**PROVIDED DATA:**
^^^^^^^^^^^^^^^^

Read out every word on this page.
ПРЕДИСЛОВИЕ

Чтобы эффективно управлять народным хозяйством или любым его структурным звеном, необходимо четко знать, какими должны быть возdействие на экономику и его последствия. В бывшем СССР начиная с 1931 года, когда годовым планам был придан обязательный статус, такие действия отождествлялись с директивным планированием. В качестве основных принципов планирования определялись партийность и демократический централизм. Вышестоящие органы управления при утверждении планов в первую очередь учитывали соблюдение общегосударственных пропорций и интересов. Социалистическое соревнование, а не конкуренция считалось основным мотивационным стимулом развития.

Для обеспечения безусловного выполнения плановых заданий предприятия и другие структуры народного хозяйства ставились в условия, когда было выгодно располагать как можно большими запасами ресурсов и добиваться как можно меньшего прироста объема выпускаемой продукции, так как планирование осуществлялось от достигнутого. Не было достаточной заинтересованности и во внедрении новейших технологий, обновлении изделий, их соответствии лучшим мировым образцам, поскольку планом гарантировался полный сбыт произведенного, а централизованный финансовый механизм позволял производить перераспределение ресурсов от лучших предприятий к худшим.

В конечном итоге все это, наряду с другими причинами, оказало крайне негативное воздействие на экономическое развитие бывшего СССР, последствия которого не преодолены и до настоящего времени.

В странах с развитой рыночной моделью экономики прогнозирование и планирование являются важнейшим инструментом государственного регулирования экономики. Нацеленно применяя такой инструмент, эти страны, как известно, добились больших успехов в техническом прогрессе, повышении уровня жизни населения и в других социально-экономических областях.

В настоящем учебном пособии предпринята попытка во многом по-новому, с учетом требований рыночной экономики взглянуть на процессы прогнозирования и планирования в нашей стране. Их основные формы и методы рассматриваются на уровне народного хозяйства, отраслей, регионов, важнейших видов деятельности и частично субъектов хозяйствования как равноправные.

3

^^^^^^^^^^^^^^^^

**SHORT PROBLEM:** Scan the material for lines with the word "планирования", and copy each line you find.

**FULL SOLUTION:**
Чтобы эффективно управлять народным хозяйством или любым его структурным звеном, необходимо четко знать, какими должны быть возdействие на экономику и его последствия. В бывшем СССР начиная с 1931 года, когда годовым планам был придан обязательный статус, такие действия отождествлялись с директивным планированием. В качестве основных принципов планирования определялись партийность и демократический централизм. Вышестоящие органы управления при утверждении планов в первую очередь учитывали соблюдение общегосударственных пропорций и интересов. Социалистическое соревнование, а не конкуренция считалось основным мотивационным стимулом развития.
В настоящем учебном пособии предпринята попытка во многом по-новому, с учетом требований рыночной экономики взглянуть на процессы прогнозирования и планирования в нашей стране. Их основные формы и методы рассматриваются на уровне народного хозяйства, отраслей, регионов, важнейших видов деятельности и частично субъектов хозяйствования как равноправные.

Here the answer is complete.